▶ [The records]
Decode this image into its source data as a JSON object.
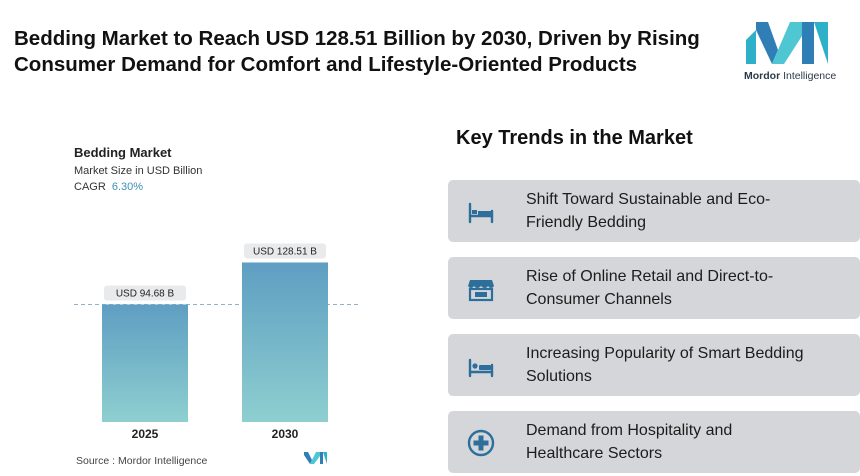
{
  "headline": {
    "line1": "Bedding Market to Reach USD 128.51 Billion by 2030, Driven by Rising",
    "line2": "Consumer Demand for Comfort and Lifestyle-Oriented Products"
  },
  "logo": {
    "brand_bold": "Mordor",
    "brand_rest": " Intelligence"
  },
  "chart_data": {
    "type": "bar",
    "title": "Bedding Market",
    "subtitle": "Market Size in USD Billion",
    "cagr_label": "CAGR",
    "cagr_value": "6.30%",
    "categories": [
      "2025",
      "2030"
    ],
    "values": [
      94.68,
      128.51
    ],
    "data_labels": [
      "USD 94.68 B",
      "USD 128.51 B"
    ],
    "ylim": [
      0,
      145
    ],
    "reference_line": 94.68,
    "colors": {
      "top": "#5f9ec2",
      "bottom": "#8ecfd0"
    }
  },
  "source": "Source :  Mordor Intelligence",
  "trends": {
    "title": "Key Trends in the Market",
    "items": [
      {
        "line1": "Shift Toward Sustainable and Eco-",
        "line2": "Friendly Bedding",
        "icon": "bed-icon"
      },
      {
        "line1": "Rise of Online Retail and Direct-to-",
        "line2": "Consumer Channels",
        "icon": "storefront-icon"
      },
      {
        "line1": "Increasing Popularity of Smart Bedding",
        "line2": "Solutions",
        "icon": "smart-bed-icon"
      },
      {
        "line1": "Demand from Hospitality and",
        "line2": "Healthcare Sectors",
        "icon": "medical-cross-icon"
      }
    ]
  }
}
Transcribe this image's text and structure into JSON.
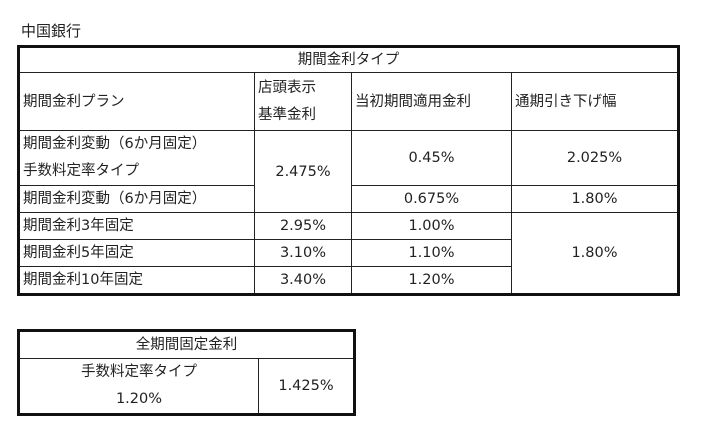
{
  "bank_name": "中国銀行",
  "rate_table": {
    "title": "期間金利タイプ",
    "headers": {
      "plan": "期間金利プラン",
      "base_line1": "店頭表示",
      "base_line2": "基準金利",
      "initial": "当初期間適用金利",
      "discount": "通期引き下げ幅"
    },
    "rows": [
      {
        "plan_line1": "期間金利変動（6か月固定）",
        "plan_line2": "手数料定率タイプ",
        "initial": "0.45%",
        "discount": "2.025%"
      },
      {
        "plan": "期間金利変動（6か月固定）",
        "initial": "0.675%",
        "discount": "1.80%"
      },
      {
        "plan": "期間金利3年固定",
        "base": "2.95%",
        "initial": "1.00%"
      },
      {
        "plan": "期間金利5年固定",
        "base": "3.10%",
        "initial": "1.10%"
      },
      {
        "plan": "期間金利10年固定",
        "base": "3.40%",
        "initial": "1.20%"
      }
    ],
    "variable_base": "2.475%",
    "fixed_discount": "1.80%"
  },
  "fixed_table": {
    "title": "全期間固定金利",
    "left_line1": "手数料定率タイプ",
    "left_line2": "1.20%",
    "right": "1.425%"
  }
}
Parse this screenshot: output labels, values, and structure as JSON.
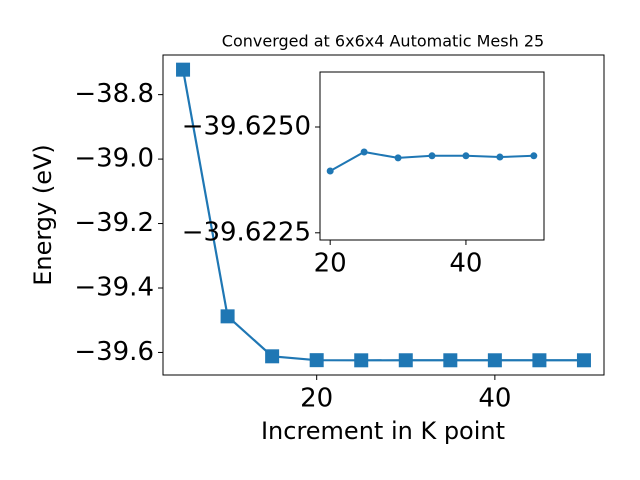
{
  "chart_data": [
    {
      "type": "line",
      "title": "Converged at 6x6x4 Automatic Mesh 25",
      "xlabel": "Increment in K point",
      "ylabel": "Energy (eV)",
      "x": [
        5,
        10,
        15,
        20,
        25,
        30,
        35,
        40,
        45,
        50
      ],
      "series": [
        {
          "color": "#1f77b4",
          "marker": "square",
          "values": [
            -38.7225,
            -39.488,
            -39.612,
            -39.62396,
            -39.62441,
            -39.62427,
            -39.62432,
            -39.62432,
            -39.62429,
            -39.62432
          ]
        }
      ],
      "xlim": [
        2.75,
        52.25
      ],
      "xticks": [
        20,
        40
      ],
      "ylim": [
        -39.67,
        -38.677
      ],
      "yticks": [
        {
          "value": -39.6,
          "label": "−39.6"
        },
        {
          "value": -39.4,
          "label": "−39.4"
        },
        {
          "value": -39.2,
          "label": "−39.2"
        },
        {
          "value": -39.0,
          "label": "−39.0"
        },
        {
          "value": -38.8,
          "label": "−38.8"
        }
      ]
    },
    {
      "type": "line",
      "x": [
        20,
        25,
        30,
        35,
        40,
        45,
        50
      ],
      "series": [
        {
          "color": "#1f77b4",
          "marker": "circle",
          "values": [
            -39.62396,
            -39.62441,
            -39.62427,
            -39.62432,
            -39.62432,
            -39.62429,
            -39.62432
          ]
        }
      ],
      "xlim": [
        18.5,
        51.5
      ],
      "xticks": [
        20,
        40
      ],
      "ylim": [
        -39.62233,
        -39.6263
      ],
      "yticks": [
        {
          "value": -39.6225,
          "label": "−39.6225"
        },
        {
          "value": -39.625,
          "label": "−39.6250"
        }
      ]
    }
  ]
}
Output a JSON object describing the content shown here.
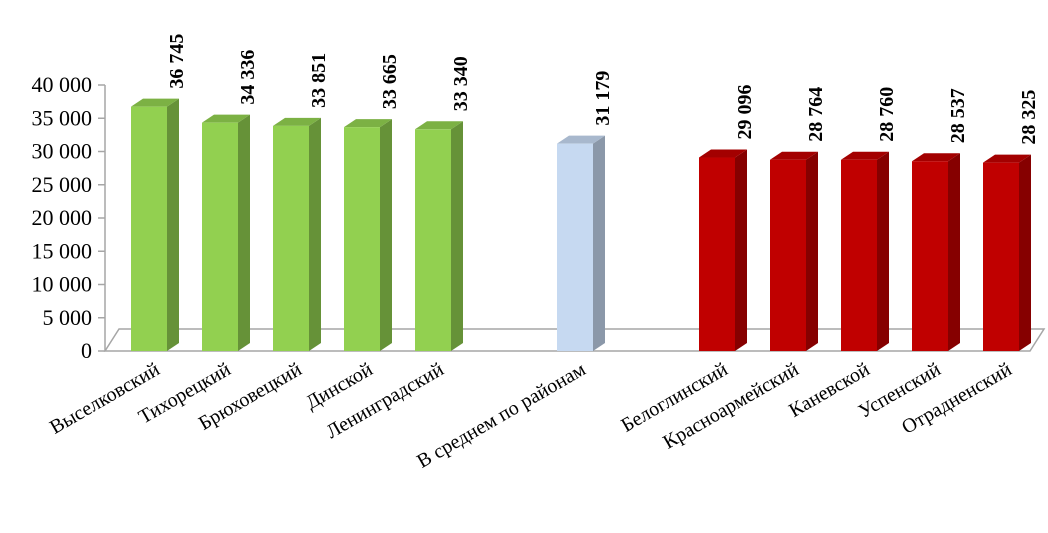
{
  "chart_data": {
    "type": "bar",
    "title": "",
    "xlabel": "",
    "ylabel": "",
    "ylim": [
      0,
      40000
    ],
    "y_ticks": [
      "0",
      "5 000",
      "10 000",
      "15 000",
      "20 000",
      "25 000",
      "30 000",
      "35 000",
      "40 000"
    ],
    "grid": false,
    "legend": "none",
    "bar_style": "3d-column",
    "categories": [
      "Выселковский",
      "Тихорецкий",
      "Брюховецкий",
      "Динской",
      "Ленинградский",
      "В среднем по районам",
      "Белоглинский",
      "Красноармейский",
      "Каневской",
      "Успенский",
      "Отрадненский"
    ],
    "values": [
      36745,
      34336,
      33851,
      33665,
      33340,
      31179,
      29096,
      28764,
      28760,
      28537,
      28325
    ],
    "value_labels": [
      "36 745",
      "34 336",
      "33 851",
      "33 665",
      "33 340",
      "31 179",
      "29 096",
      "28 764",
      "28 760",
      "28 537",
      "28 325"
    ],
    "slots": [
      0,
      1,
      2,
      3,
      4,
      6,
      8,
      9,
      10,
      11,
      12
    ],
    "bar_colors": [
      "#92d050",
      "#92d050",
      "#92d050",
      "#92d050",
      "#92d050",
      "#c6d9f1",
      "#c00000",
      "#c00000",
      "#c00000",
      "#c00000",
      "#c00000"
    ]
  }
}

▶ [Short exercise]
Omit every picture while copying the listing above exactly.

▶ [Answer to the task]
Decode this image into its source data as a JSON object.
{
  "headline": {
    "line1": "Bedding Market to Reach USD 128.51 Billion by 2030, Driven by Rising",
    "line2": "Consumer Demand for Comfort and Lifestyle-Oriented Products"
  },
  "logo": {
    "brand_bold": "Mordor",
    "brand_rest": " Intelligence"
  },
  "chart_data": {
    "type": "bar",
    "title": "Bedding Market",
    "subtitle": "Market Size in USD Billion",
    "cagr_label": "CAGR",
    "cagr_value": "6.30%",
    "categories": [
      "2025",
      "2030"
    ],
    "values": [
      94.68,
      128.51
    ],
    "data_labels": [
      "USD 94.68 B",
      "USD 128.51 B"
    ],
    "ylim": [
      0,
      145
    ],
    "reference_line": 94.68,
    "colors": {
      "top": "#5f9ec2",
      "bottom": "#8ecfd0"
    }
  },
  "source": "Source :  Mordor Intelligence",
  "trends": {
    "title": "Key Trends in the Market",
    "items": [
      {
        "line1": "Shift Toward Sustainable and Eco-",
        "line2": "Friendly Bedding",
        "icon": "bed-icon"
      },
      {
        "line1": "Rise of Online Retail and Direct-to-",
        "line2": "Consumer Channels",
        "icon": "storefront-icon"
      },
      {
        "line1": "Increasing Popularity of Smart Bedding",
        "line2": "Solutions",
        "icon": "smart-bed-icon"
      },
      {
        "line1": "Demand from Hospitality and",
        "line2": "Healthcare Sectors",
        "icon": "medical-cross-icon"
      }
    ]
  }
}
Transcribe this image's text and structure into JSON.
{
  "bank_name": "中国銀行",
  "rate_table": {
    "title": "期間金利タイプ",
    "headers": {
      "plan": "期間金利プラン",
      "base_line1": "店頭表示",
      "base_line2": "基準金利",
      "initial": "当初期間適用金利",
      "discount": "通期引き下げ幅"
    },
    "rows": [
      {
        "plan_line1": "期間金利変動（6か月固定）",
        "plan_line2": "手数料定率タイプ",
        "initial": "0.45%",
        "discount": "2.025%"
      },
      {
        "plan": "期間金利変動（6か月固定）",
        "initial": "0.675%",
        "discount": "1.80%"
      },
      {
        "plan": "期間金利3年固定",
        "base": "2.95%",
        "initial": "1.00%"
      },
      {
        "plan": "期間金利5年固定",
        "base": "3.10%",
        "initial": "1.10%"
      },
      {
        "plan": "期間金利10年固定",
        "base": "3.40%",
        "initial": "1.20%"
      }
    ],
    "variable_base": "2.475%",
    "fixed_discount": "1.80%"
  },
  "fixed_table": {
    "title": "全期間固定金利",
    "left_line1": "手数料定率タイプ",
    "left_line2": "1.20%",
    "right": "1.425%"
  }
}
Parse this screenshot: output labels, values, and structure as JSON.
{
  "chart_data": [
    {
      "type": "line",
      "title": "Converged at 6x6x4 Automatic Mesh 25",
      "xlabel": "Increment in K point",
      "ylabel": "Energy (eV)",
      "x": [
        5,
        10,
        15,
        20,
        25,
        30,
        35,
        40,
        45,
        50
      ],
      "series": [
        {
          "color": "#1f77b4",
          "marker": "square",
          "values": [
            -38.7225,
            -39.488,
            -39.612,
            -39.62396,
            -39.62441,
            -39.62427,
            -39.62432,
            -39.62432,
            -39.62429,
            -39.62432
          ]
        }
      ],
      "xlim": [
        2.75,
        52.25
      ],
      "xticks": [
        20,
        40
      ],
      "ylim": [
        -39.67,
        -38.677
      ],
      "yticks": [
        {
          "value": -39.6,
          "label": "−39.6"
        },
        {
          "value": -39.4,
          "label": "−39.4"
        },
        {
          "value": -39.2,
          "label": "−39.2"
        },
        {
          "value": -39.0,
          "label": "−39.0"
        },
        {
          "value": -38.8,
          "label": "−38.8"
        }
      ]
    },
    {
      "type": "line",
      "x": [
        20,
        25,
        30,
        35,
        40,
        45,
        50
      ],
      "series": [
        {
          "color": "#1f77b4",
          "marker": "circle",
          "values": [
            -39.62396,
            -39.62441,
            -39.62427,
            -39.62432,
            -39.62432,
            -39.62429,
            -39.62432
          ]
        }
      ],
      "xlim": [
        18.5,
        51.5
      ],
      "xticks": [
        20,
        40
      ],
      "ylim": [
        -39.62233,
        -39.6263
      ],
      "yticks": [
        {
          "value": -39.6225,
          "label": "−39.6225"
        },
        {
          "value": -39.625,
          "label": "−39.6250"
        }
      ]
    }
  ]
}
Output a JSON object describing the content shown here.
{
  "chart_data": {
    "type": "bar",
    "title": "",
    "xlabel": "",
    "ylabel": "",
    "ylim": [
      0,
      40000
    ],
    "y_ticks": [
      "0",
      "5 000",
      "10 000",
      "15 000",
      "20 000",
      "25 000",
      "30 000",
      "35 000",
      "40 000"
    ],
    "grid": false,
    "legend": "none",
    "bar_style": "3d-column",
    "categories": [
      "Выселковский",
      "Тихорецкий",
      "Брюховецкий",
      "Динской",
      "Ленинградский",
      "В среднем по районам",
      "Белоглинский",
      "Красноармейский",
      "Каневской",
      "Успенский",
      "Отрадненский"
    ],
    "values": [
      36745,
      34336,
      33851,
      33665,
      33340,
      31179,
      29096,
      28764,
      28760,
      28537,
      28325
    ],
    "value_labels": [
      "36 745",
      "34 336",
      "33 851",
      "33 665",
      "33 340",
      "31 179",
      "29 096",
      "28 764",
      "28 760",
      "28 537",
      "28 325"
    ],
    "slots": [
      0,
      1,
      2,
      3,
      4,
      6,
      8,
      9,
      10,
      11,
      12
    ],
    "bar_colors": [
      "#92d050",
      "#92d050",
      "#92d050",
      "#92d050",
      "#92d050",
      "#c6d9f1",
      "#c00000",
      "#c00000",
      "#c00000",
      "#c00000",
      "#c00000"
    ]
  }
}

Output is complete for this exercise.